> _STATED TASK_: All the entries need to be quoted exactly, apart from the pictures, which you should drop.

> _EXERCISE MATERIALS_:
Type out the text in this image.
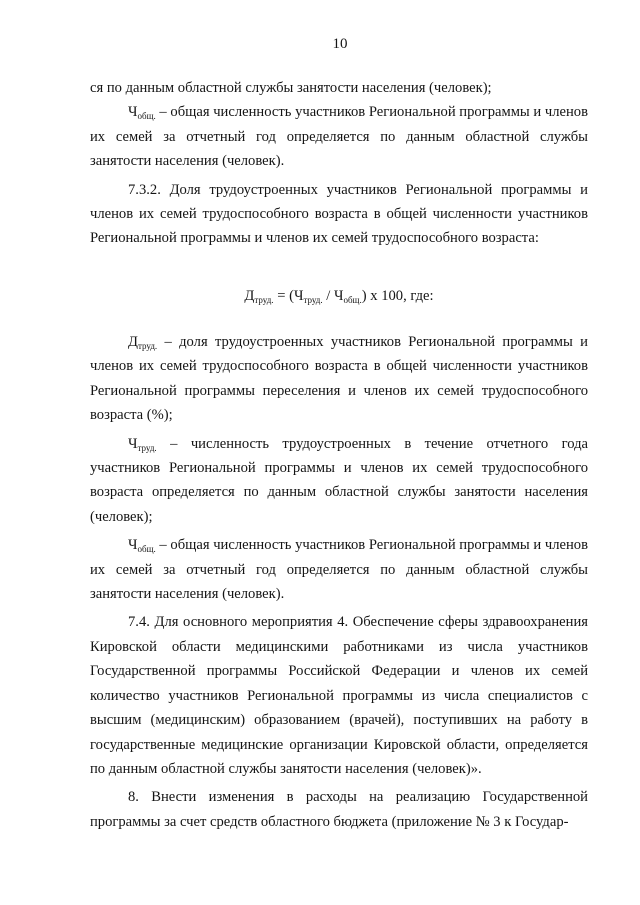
10

ся по данным областной службы занятости населения (человек);

$Ч_{общ.}$ – общая численность участников Региональной программы и членов их семей за отчетный год определяется по данным областной службы занятости населения (человек).

7.3.2. Доля трудоустроенных участников Региональной программы и членов их семей трудоспособного возраста в общей численности участников Региональной программы и членов их семей трудоспособного возраста:

$Д_{труд.} = (Ч_{труд.} / Ч_{общ.})$ х 100, где:

$Д_{труд.}$ – доля трудоустроенных участников Региональной программы и членов их семей трудоспособного возраста в общей численности участников Региональной программы переселения и членов их семей трудоспособного возраста (%);

$Ч_{труд.}$ – численность трудоустроенных в течение отчетного года участников Региональной программы и членов их семей трудоспособного возраста определяется по данным областной службы занятости населения (человек);

$Ч_{общ.}$ – общая численность участников Региональной программы и членов их семей за отчетный год определяется по данным областной службы занятости населения (человек).

7.4. Для основного мероприятия 4. Обеспечение сферы здравоохранения Кировской области медицинскими работниками из числа участников Государственной программы Российской Федерации и членов их семей количество участников Региональной программы из числа специалистов с высшим (медицинским) образованием (врачей), поступивших на работу в государственные медицинские организации Кировской области, определяется по данным областной службы занятости населения (человек)».

8. Внести изменения в расходы на реализацию Государственной программы за счет средств областного бюджета (приложение № 3 к Государ-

> _ANSWER TO THE TASK_:
Type out the text in this image.
10

ся по данным областной службы занятости населения (человек);

$Ч_{общ.}$ – общая численность участников Региональной программы и членов их семей за отчетный год определяется по данным областной службы занятости населения (человек).

7.3.2. Доля трудоустроенных участников Региональной программы и членов их семей трудоспособного возраста в общей численности участников Региональной программы и членов их семей трудоспособного возраста:

$Д_{труд.} = (Ч_{труд.} / Ч_{общ.})$ х 100, где:

$Д_{труд.}$ – доля трудоустроенных участников Региональной программы и членов их семей трудоспособного возраста в общей численности участников Региональной программы переселения и членов их семей трудоспособного возраста (%);

$Ч_{труд.}$ – численность трудоустроенных в течение отчетного года участников Региональной программы и членов их семей трудоспособного возраста определяется по данным областной службы занятости населения (человек);

$Ч_{общ.}$ – общая численность участников Региональной программы и членов их семей за отчетный год определяется по данным областной службы занятости населения (человек).

7.4. Для основного мероприятия 4. Обеспечение сферы здравоохранения Кировской области медицинскими работниками из числа участников Государственной программы Российской Федерации и членов их семей количество участников Региональной программы из числа специалистов с высшим (медицинским) образованием (врачей), поступивших на работу в государственные медицинские организации Кировской области, определяется по данным областной службы занятости населения (человек)».

8. Внести изменения в расходы на реализацию Государственной программы за счет средств областного бюджета (приложение № 3 к Государ-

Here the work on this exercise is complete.